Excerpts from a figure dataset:
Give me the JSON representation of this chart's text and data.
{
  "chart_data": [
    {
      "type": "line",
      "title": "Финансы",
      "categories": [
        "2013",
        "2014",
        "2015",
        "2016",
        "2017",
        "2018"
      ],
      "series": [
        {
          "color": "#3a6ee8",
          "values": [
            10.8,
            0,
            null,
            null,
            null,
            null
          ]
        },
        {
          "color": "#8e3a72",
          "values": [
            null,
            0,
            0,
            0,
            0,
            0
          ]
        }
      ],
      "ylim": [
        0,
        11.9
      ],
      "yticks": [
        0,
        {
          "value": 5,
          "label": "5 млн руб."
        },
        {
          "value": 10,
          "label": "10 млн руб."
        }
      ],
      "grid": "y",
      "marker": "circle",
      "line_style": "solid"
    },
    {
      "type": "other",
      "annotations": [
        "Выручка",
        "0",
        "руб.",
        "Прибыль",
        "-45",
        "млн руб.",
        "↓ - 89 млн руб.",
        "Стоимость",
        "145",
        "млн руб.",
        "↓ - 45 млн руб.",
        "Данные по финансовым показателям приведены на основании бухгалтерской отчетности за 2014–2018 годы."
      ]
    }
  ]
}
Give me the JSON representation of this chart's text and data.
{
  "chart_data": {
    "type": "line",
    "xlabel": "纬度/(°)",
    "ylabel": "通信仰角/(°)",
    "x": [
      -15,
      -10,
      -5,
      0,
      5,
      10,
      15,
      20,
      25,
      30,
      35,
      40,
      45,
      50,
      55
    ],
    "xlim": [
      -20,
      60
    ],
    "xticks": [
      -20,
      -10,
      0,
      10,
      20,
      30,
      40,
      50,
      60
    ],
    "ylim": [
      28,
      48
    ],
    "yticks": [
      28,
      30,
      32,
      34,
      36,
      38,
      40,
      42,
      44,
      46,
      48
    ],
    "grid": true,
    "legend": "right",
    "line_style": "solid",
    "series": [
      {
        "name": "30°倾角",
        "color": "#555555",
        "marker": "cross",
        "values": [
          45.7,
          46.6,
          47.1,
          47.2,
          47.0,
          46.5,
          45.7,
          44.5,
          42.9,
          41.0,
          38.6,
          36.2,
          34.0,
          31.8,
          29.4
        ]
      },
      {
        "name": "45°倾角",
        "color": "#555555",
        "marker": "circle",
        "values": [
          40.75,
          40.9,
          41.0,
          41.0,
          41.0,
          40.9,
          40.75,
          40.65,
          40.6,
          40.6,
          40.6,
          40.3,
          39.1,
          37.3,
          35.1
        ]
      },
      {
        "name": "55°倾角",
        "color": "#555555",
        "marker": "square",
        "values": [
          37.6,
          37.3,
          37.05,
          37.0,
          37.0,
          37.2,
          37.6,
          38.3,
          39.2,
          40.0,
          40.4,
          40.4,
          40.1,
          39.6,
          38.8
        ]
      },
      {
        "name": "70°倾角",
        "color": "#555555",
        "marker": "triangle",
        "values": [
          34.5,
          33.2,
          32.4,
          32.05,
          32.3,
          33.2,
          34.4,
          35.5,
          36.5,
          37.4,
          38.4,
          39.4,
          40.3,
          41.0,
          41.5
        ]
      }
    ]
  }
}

### WORK TO BE COMPLETED
What is the number of lines holding the word "marker"? State it alone.

### OUTPUT FOR THIS EXERCISE
5